Short exercise -> Copy each line that contains the word "other".

Rows ->
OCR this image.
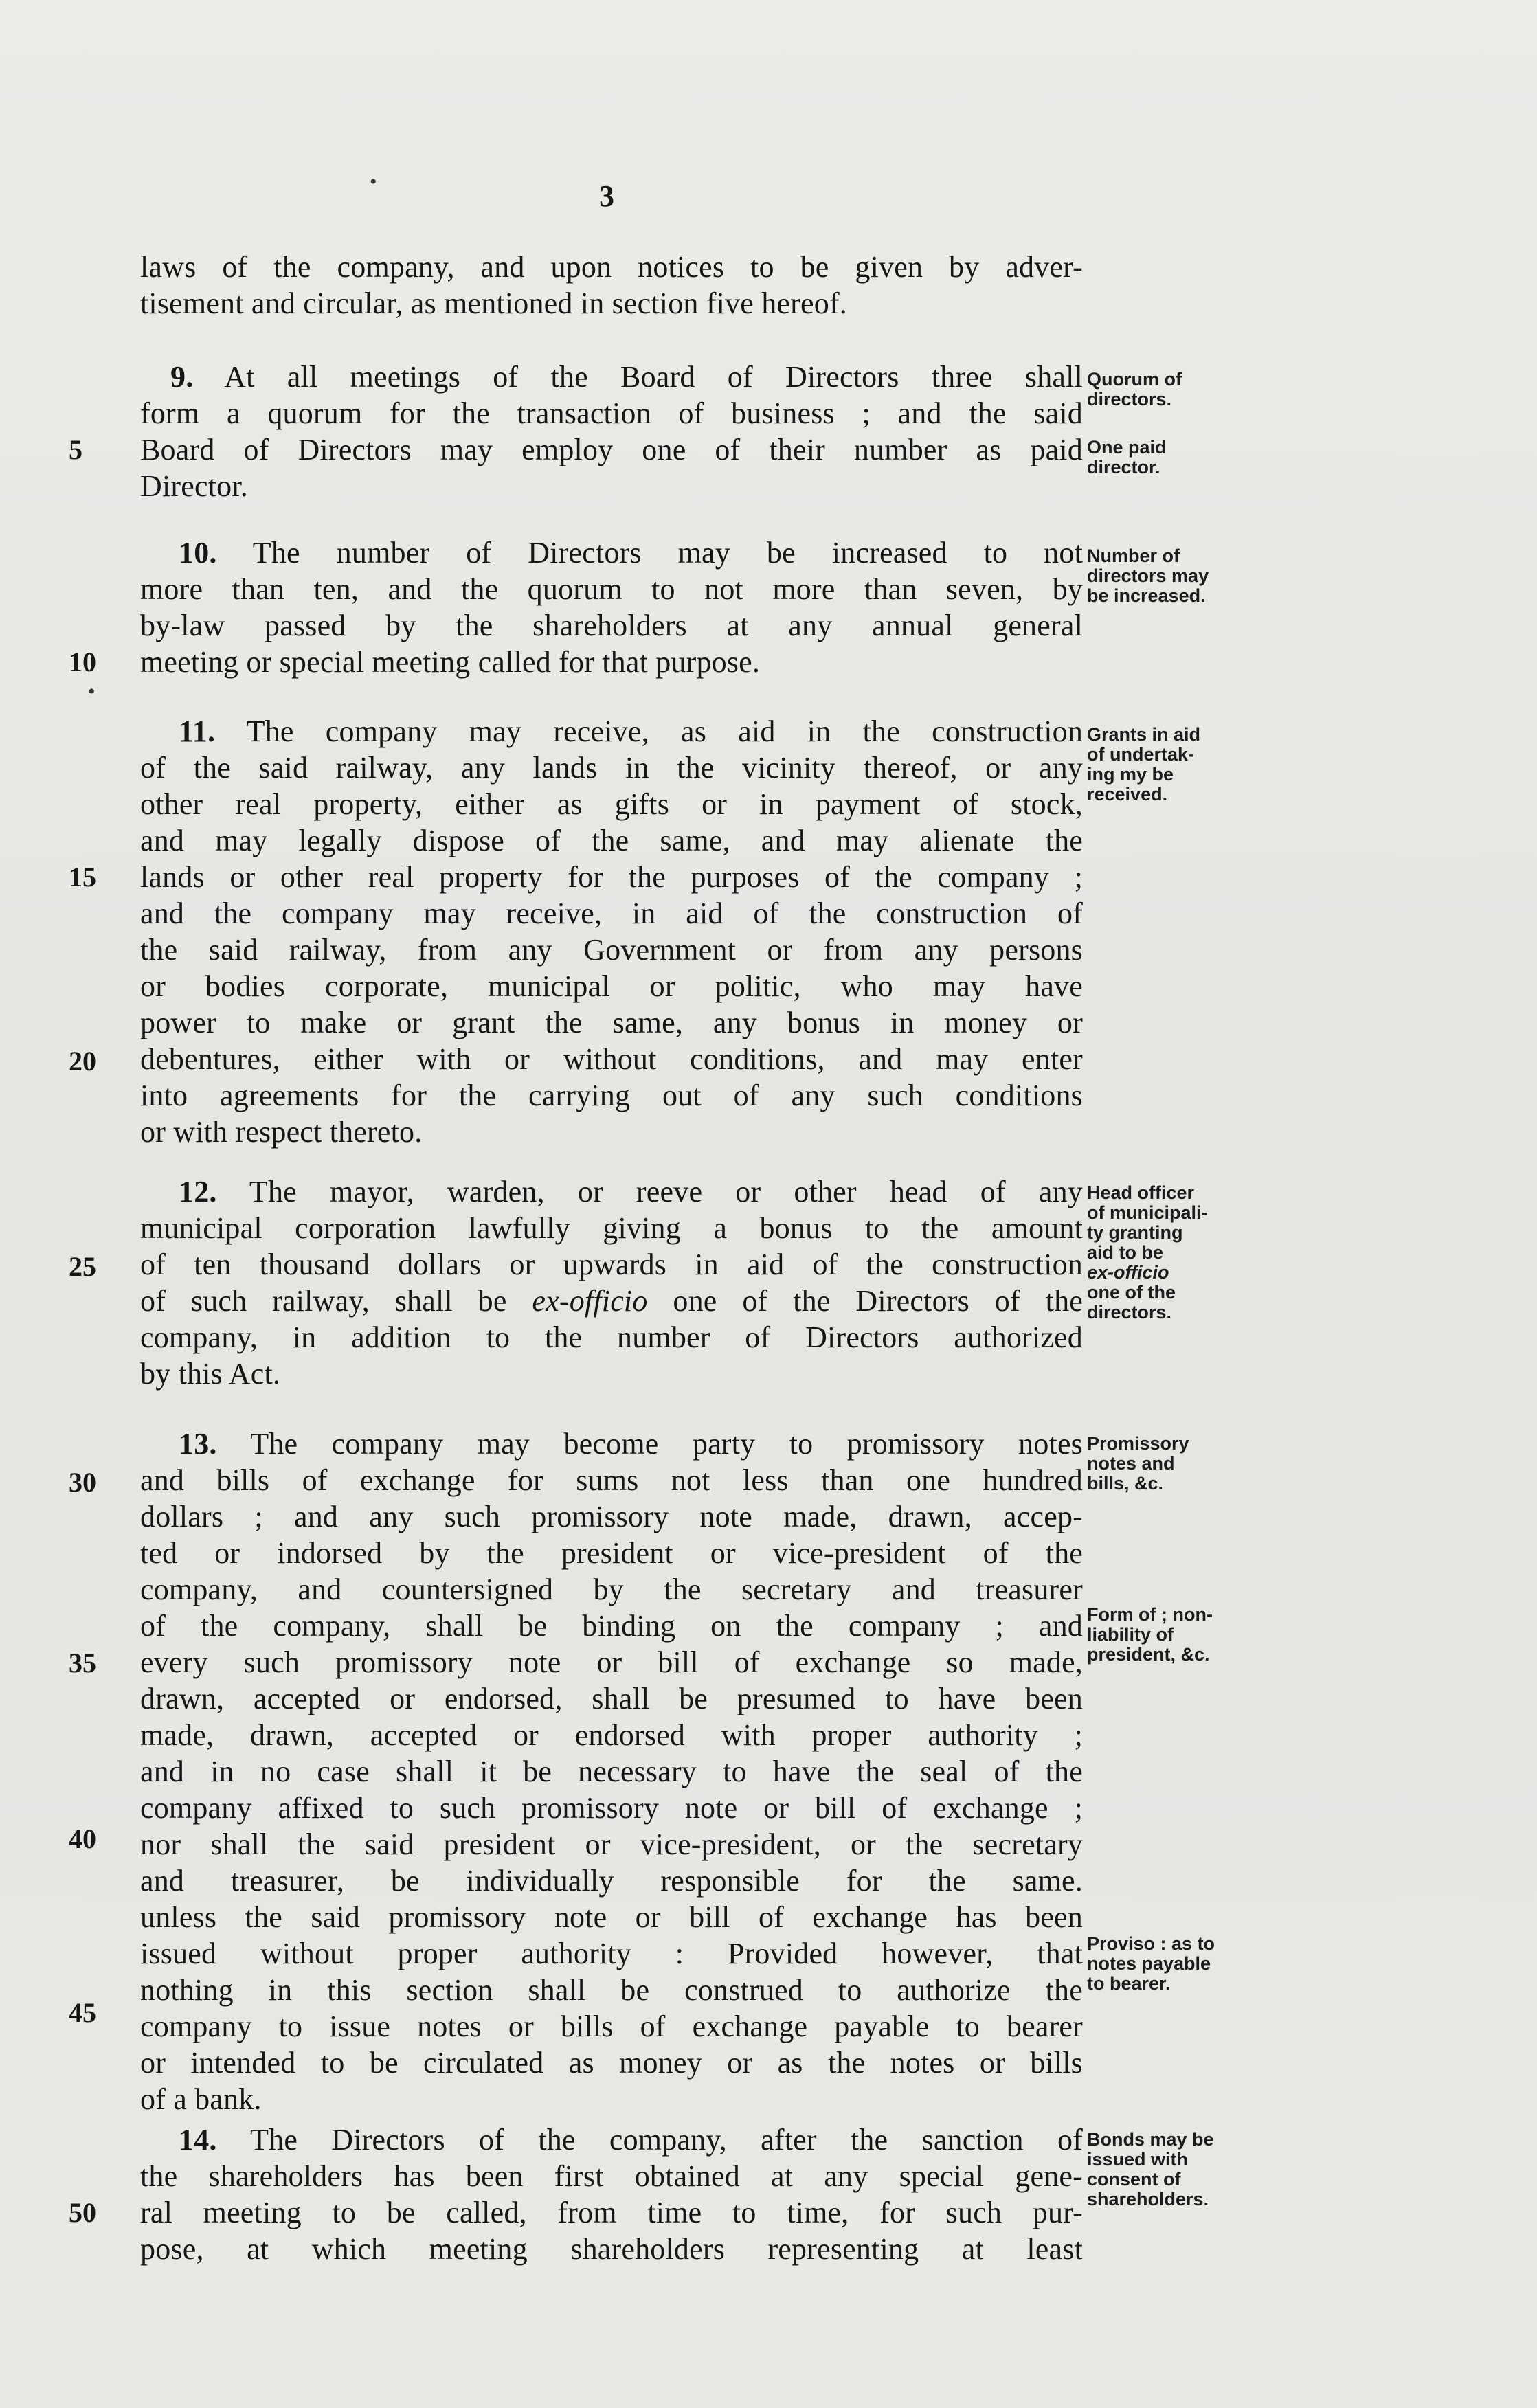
•	3
laws of the company, and upon notices to be given by adver-
tisement and circular, as mentioned in section five hereof.
9. At all meetings of the Board of Directors three shall
form a quorum for the transaction of business ; and the said
Board of Directors may employ one of their number as paid
Director.
10. The number of Directors may be increased to not
more than ten, and the quorum to not more than seven, by
by-law passed by the shareholders at any annual general
meeting or special meeting called for that purpose.
•
11. The company may receive, as aid in the construction
of the said railway, any lands in the vicinity thereof, or any
other real property, either as gifts or in payment of stock,
and may legally dispose of the same, and may alienate the
lands or other real property for the purposes of the company ;
and the company may receive, in aid of the construction of
the said railway, from any Government or from any persons
or bodies corporate, municipal or politic, who may have
power to make or grant the same, any bonus in money or
debentures, either with or without conditions, and may enter
into agreements for the carrying out of any such conditions
or with respect thereto.
12. The mayor, warden, or reeve or other head of any
municipal corporation lawfully giving a bonus to the amount
of ten thousand dollars or upwards in aid of the construction
of such railway, shall be ex-officio one of the Directors of the
company, in addition to the number of Directors authorized
by this Act.
13. The company may become party to promissory notes
and bills of exchange for sums not less than one hundred
dollars ; and any such promissory note made, drawn, accep-
ted or indorsed by the president or vice-president of the
company, and countersigned by the secretary and treasurer
of the company, shall be binding on the company ; and
every such promissory note or bill of exchange so made,
drawn, accepted or endorsed, shall be presumed to have been
made, drawn, accepted or endorsed with proper authority ;
and in no case shall it be necessary to have the seal of the
company affixed to such promissory note or bill of exchange ;
nor shall the said president or vice-president, or the secretary
and treasurer, be individually responsible for the same.
unless the said promissory note or bill of exchange has been
issued without proper authority : Provided however, that
nothing in this section shall be construed to authorize the
company to issue notes or bills of exchange payable to bearer
or intended to be circulated as money or as the notes or bills
of a bank.
14. The Directors of the company, after the sanction of
the shareholders has been first obtained at any special gene-
ral meeting to be called, from time to time, for such pur-
pose, at which meeting shareholders representing at least
5
10
15
20
25
30
35
40
45
50
Quorum of
directors.
One paid
director.
Number of
directors may
be increased.
Grants in aid
of undertak-
ing my be
received.
Head officer
of municipali-
ty granting
aid to be
ex-officio
one of the
directors.
Promissory
notes and
bills, &c.
Form of ; non-
liability of
president, &c.
Proviso : as to
notes payable
to bearer.
Bonds may be
issued with
consent of
shareholders.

Finished answer ->
other real property, either as gifts or in payment of stock,
lands or other real property for the purposes of the company ;
12. The mayor, warden, or reeve or other head of any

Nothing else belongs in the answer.